AIM: Take the entries below and print all of them exactly, please.

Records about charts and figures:
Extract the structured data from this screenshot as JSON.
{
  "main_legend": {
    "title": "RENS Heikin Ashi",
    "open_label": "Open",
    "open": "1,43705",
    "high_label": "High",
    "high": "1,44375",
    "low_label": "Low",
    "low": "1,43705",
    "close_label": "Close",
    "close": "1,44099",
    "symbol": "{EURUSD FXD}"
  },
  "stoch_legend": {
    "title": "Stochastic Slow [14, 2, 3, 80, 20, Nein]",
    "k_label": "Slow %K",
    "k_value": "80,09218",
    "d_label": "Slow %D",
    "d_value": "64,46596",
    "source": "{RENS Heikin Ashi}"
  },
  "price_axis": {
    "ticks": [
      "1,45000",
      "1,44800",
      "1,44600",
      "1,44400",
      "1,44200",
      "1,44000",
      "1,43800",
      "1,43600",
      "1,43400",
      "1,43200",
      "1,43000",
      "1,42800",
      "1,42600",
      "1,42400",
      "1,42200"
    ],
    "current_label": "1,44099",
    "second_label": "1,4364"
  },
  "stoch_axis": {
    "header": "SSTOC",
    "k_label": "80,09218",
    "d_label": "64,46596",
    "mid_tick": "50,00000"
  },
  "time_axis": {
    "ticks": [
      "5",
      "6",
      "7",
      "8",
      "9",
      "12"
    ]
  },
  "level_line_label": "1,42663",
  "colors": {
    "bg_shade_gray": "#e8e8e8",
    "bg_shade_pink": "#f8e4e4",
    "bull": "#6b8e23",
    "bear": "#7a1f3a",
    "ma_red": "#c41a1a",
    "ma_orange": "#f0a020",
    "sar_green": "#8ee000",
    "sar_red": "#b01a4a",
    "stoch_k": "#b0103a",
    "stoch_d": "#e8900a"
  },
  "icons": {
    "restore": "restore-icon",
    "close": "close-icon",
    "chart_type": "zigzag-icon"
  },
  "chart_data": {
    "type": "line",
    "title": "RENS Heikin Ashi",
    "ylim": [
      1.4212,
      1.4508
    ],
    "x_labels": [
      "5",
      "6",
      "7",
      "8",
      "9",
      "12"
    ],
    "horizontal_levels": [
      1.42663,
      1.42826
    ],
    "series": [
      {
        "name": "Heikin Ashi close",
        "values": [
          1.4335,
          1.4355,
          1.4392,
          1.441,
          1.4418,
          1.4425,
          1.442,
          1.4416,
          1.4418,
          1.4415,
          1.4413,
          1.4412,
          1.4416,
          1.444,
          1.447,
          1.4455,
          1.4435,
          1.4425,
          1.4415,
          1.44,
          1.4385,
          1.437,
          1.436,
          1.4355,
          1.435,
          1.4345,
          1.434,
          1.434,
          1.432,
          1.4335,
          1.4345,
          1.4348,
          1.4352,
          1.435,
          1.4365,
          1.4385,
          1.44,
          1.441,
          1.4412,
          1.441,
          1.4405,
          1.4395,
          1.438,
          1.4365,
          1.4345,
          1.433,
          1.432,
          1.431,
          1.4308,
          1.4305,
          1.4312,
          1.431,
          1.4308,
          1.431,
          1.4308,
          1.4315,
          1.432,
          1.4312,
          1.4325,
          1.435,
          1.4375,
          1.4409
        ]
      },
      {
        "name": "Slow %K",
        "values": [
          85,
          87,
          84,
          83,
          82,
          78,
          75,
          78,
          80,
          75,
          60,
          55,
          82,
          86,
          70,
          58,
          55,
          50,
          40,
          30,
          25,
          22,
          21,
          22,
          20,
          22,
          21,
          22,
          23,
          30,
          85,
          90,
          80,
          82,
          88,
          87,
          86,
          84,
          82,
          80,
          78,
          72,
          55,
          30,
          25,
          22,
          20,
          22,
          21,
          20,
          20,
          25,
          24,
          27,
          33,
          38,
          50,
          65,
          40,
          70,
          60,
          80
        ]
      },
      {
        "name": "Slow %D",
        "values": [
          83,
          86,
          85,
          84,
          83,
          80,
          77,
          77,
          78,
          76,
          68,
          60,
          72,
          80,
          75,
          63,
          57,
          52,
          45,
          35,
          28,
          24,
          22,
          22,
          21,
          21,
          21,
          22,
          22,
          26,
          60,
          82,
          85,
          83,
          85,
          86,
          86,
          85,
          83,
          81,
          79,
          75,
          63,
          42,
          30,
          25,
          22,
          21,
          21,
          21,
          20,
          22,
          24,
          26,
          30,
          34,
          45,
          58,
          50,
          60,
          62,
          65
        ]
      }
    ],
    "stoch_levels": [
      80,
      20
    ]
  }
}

FINAL RESULT:
Extract the structured data from this screenshot as JSON.
{
  "main_legend": {
    "title": "RENS Heikin Ashi",
    "open_label": "Open",
    "open": "1,43705",
    "high_label": "High",
    "high": "1,44375",
    "low_label": "Low",
    "low": "1,43705",
    "close_label": "Close",
    "close": "1,44099",
    "symbol": "{EURUSD FXD}"
  },
  "stoch_legend": {
    "title": "Stochastic Slow [14, 2, 3, 80, 20, Nein]",
    "k_label": "Slow %K",
    "k_value": "80,09218",
    "d_label": "Slow %D",
    "d_value": "64,46596",
    "source": "{RENS Heikin Ashi}"
  },
  "price_axis": {
    "ticks": [
      "1,45000",
      "1,44800",
      "1,44600",
      "1,44400",
      "1,44200",
      "1,44000",
      "1,43800",
      "1,43600",
      "1,43400",
      "1,43200",
      "1,43000",
      "1,42800",
      "1,42600",
      "1,42400",
      "1,42200"
    ],
    "current_label": "1,44099",
    "second_label": "1,4364"
  },
  "stoch_axis": {
    "header": "SSTOC",
    "k_label": "80,09218",
    "d_label": "64,46596",
    "mid_tick": "50,00000"
  },
  "time_axis": {
    "ticks": [
      "5",
      "6",
      "7",
      "8",
      "9",
      "12"
    ]
  },
  "level_line_label": "1,42663",
  "colors": {
    "bg_shade_gray": "#e8e8e8",
    "bg_shade_pink": "#f8e4e4",
    "bull": "#6b8e23",
    "bear": "#7a1f3a",
    "ma_red": "#c41a1a",
    "ma_orange": "#f0a020",
    "sar_green": "#8ee000",
    "sar_red": "#b01a4a",
    "stoch_k": "#b0103a",
    "stoch_d": "#e8900a"
  },
  "icons": {
    "restore": "restore-icon",
    "close": "close-icon",
    "chart_type": "zigzag-icon"
  },
  "chart_data": {
    "type": "line",
    "title": "RENS Heikin Ashi",
    "ylim": [
      1.4212,
      1.4508
    ],
    "x_labels": [
      "5",
      "6",
      "7",
      "8",
      "9",
      "12"
    ],
    "horizontal_levels": [
      1.42663,
      1.42826
    ],
    "series": [
      {
        "name": "Heikin Ashi close",
        "values": [
          1.4335,
          1.4355,
          1.4392,
          1.441,
          1.4418,
          1.4425,
          1.442,
          1.4416,
          1.4418,
          1.4415,
          1.4413,
          1.4412,
          1.4416,
          1.444,
          1.447,
          1.4455,
          1.4435,
          1.4425,
          1.4415,
          1.44,
          1.4385,
          1.437,
          1.436,
          1.4355,
          1.435,
          1.4345,
          1.434,
          1.434,
          1.432,
          1.4335,
          1.4345,
          1.4348,
          1.4352,
          1.435,
          1.4365,
          1.4385,
          1.44,
          1.441,
          1.4412,
          1.441,
          1.4405,
          1.4395,
          1.438,
          1.4365,
          1.4345,
          1.433,
          1.432,
          1.431,
          1.4308,
          1.4305,
          1.4312,
          1.431,
          1.4308,
          1.431,
          1.4308,
          1.4315,
          1.432,
          1.4312,
          1.4325,
          1.435,
          1.4375,
          1.4409
        ]
      },
      {
        "name": "Slow %K",
        "values": [
          85,
          87,
          84,
          83,
          82,
          78,
          75,
          78,
          80,
          75,
          60,
          55,
          82,
          86,
          70,
          58,
          55,
          50,
          40,
          30,
          25,
          22,
          21,
          22,
          20,
          22,
          21,
          22,
          23,
          30,
          85,
          90,
          80,
          82,
          88,
          87,
          86,
          84,
          82,
          80,
          78,
          72,
          55,
          30,
          25,
          22,
          20,
          22,
          21,
          20,
          20,
          25,
          24,
          27,
          33,
          38,
          50,
          65,
          40,
          70,
          60,
          80
        ]
      },
      {
        "name": "Slow %D",
        "values": [
          83,
          86,
          85,
          84,
          83,
          80,
          77,
          77,
          78,
          76,
          68,
          60,
          72,
          80,
          75,
          63,
          57,
          52,
          45,
          35,
          28,
          24,
          22,
          22,
          21,
          21,
          21,
          22,
          22,
          26,
          60,
          82,
          85,
          83,
          85,
          86,
          86,
          85,
          83,
          81,
          79,
          75,
          63,
          42,
          30,
          25,
          22,
          21,
          21,
          21,
          20,
          22,
          24,
          26,
          30,
          34,
          45,
          58,
          50,
          60,
          62,
          65
        ]
      }
    ],
    "stoch_levels": [
      80,
      20
    ]
  }
}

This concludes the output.